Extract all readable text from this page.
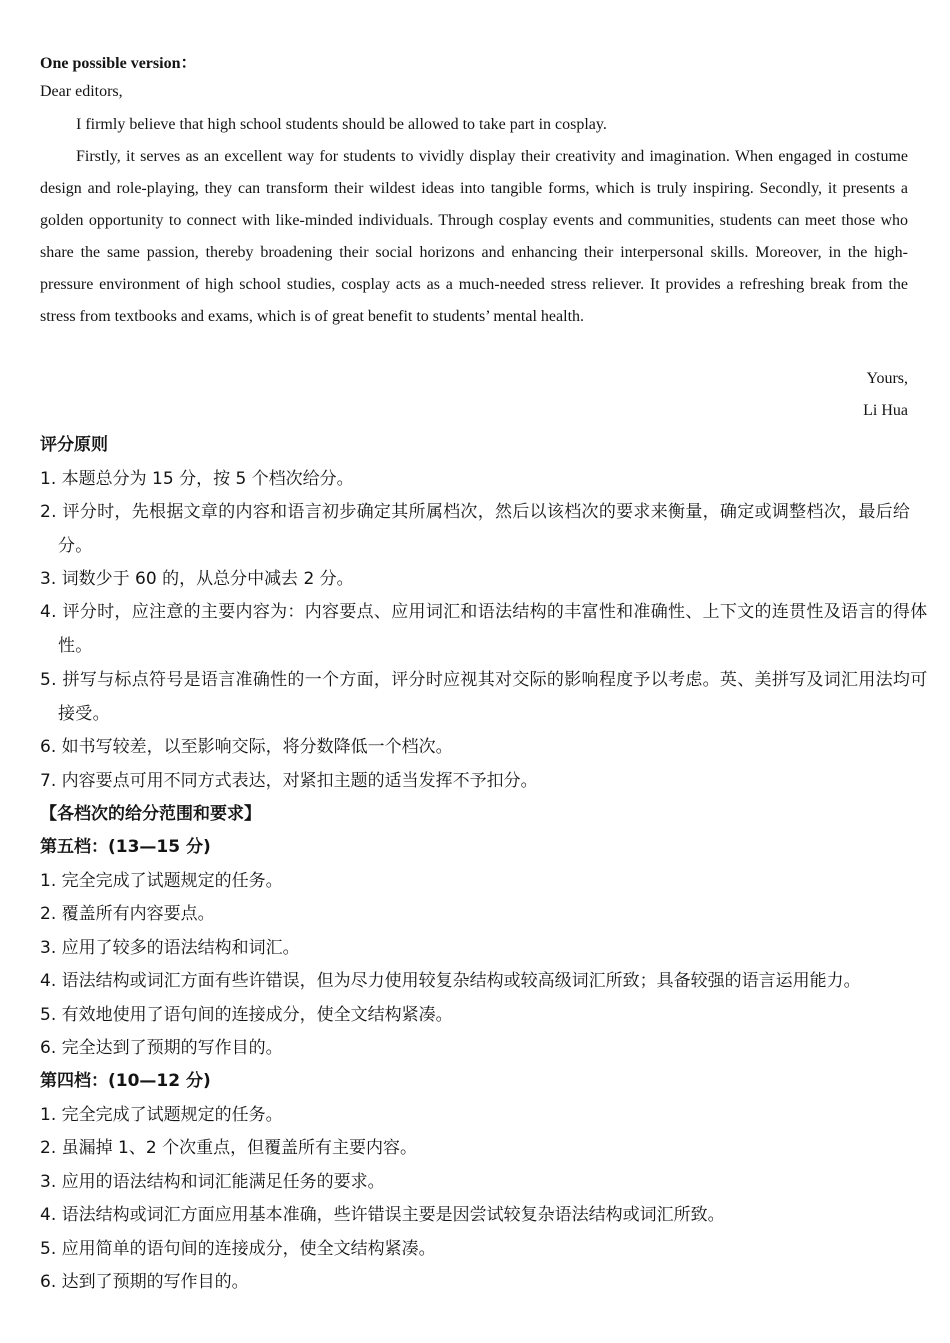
One possible version：

Dear editors,

I firmly believe that high school students should be allowed to take part in cosplay.

Firstly, it serves as an excellent way for students to vividly display their creativity and imagination. When engaged in costume design and role-playing, they can transform their wildest ideas into tangible forms, which is truly inspiring. Secondly, it presents a golden opportunity to connect with like-minded individuals. Through cosplay events and communities, students can meet those who share the same passion, thereby broadening their social horizons and enhancing their interpersonal skills. Moreover, in the high-pressure environment of high school studies, cosplay acts as a much-needed stress reliever. It provides a refreshing break from the stress from textbooks and exams, which is of great benefit to students’ mental health.

Yours,

Li Hua

评分原则

1. 本题总分为 15 分，按 5 个档次给分。

2. 评分时，先根据文章的内容和语言初步确定其所属档次，然后以该档次的要求来衡量，确定或调整档次，最后给分。

3. 词数少于 60 的，从总分中减去 2 分。

4. 评分时，应注意的主要内容为：内容要点、应用词汇和语法结构的丰富性和准确性、上下文的连贯性及语言的得体性。

5. 拼写与标点符号是语言准确性的一个方面，评分时应视其对交际的影响程度予以考虑。英、美拼写及词汇用法均可接受。

6. 如书写较差，以至影响交际，将分数降低一个档次。

7. 内容要点可用不同方式表达，对紧扣主题的适当发挥不予扣分。

【各档次的给分范围和要求】

第五档：(13—15 分)

1. 完全完成了试题规定的任务。

2. 覆盖所有内容要点。

3. 应用了较多的语法结构和词汇。

4. 语法结构或词汇方面有些许错误，但为尽力使用较复杂结构或较高级词汇所致；具备较强的语言运用能力。

5. 有效地使用了语句间的连接成分，使全文结构紧凑。

6. 完全达到了预期的写作目的。

第四档：(10—12 分)

1. 完全完成了试题规定的任务。

2. 虽漏掉 1、2 个次重点，但覆盖所有主要内容。

3. 应用的语法结构和词汇能满足任务的要求。

4. 语法结构或词汇方面应用基本准确，些许错误主要是因尝试较复杂语法结构或词汇所致。

5. 应用简单的语句间的连接成分，使全文结构紧凑。

6. 达到了预期的写作目的。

- Task objective -
Gather up, from the records above, each line where the word "high" appears.

- Completed task -
I firmly believe that high school students should be allowed to take part in cosplay.
Firstly, it serves as an excellent way for students to vividly display their creativity and imagination. When engaged in costume design and role-playing, they can transform their wildest ideas into tangible forms, which is truly inspiring. Secondly, it presents a golden opportunity to connect with like-minded individuals. Through cosplay events and communities, students can meet those who share the same passion, thereby broadening their social horizons and enhancing their interpersonal skills. Moreover, in the high-pressure environment of high school studies, cosplay acts as a much-needed stress reliever. It provides a refreshing break from the stress from textbooks and exams, which is of great benefit to students’ mental health.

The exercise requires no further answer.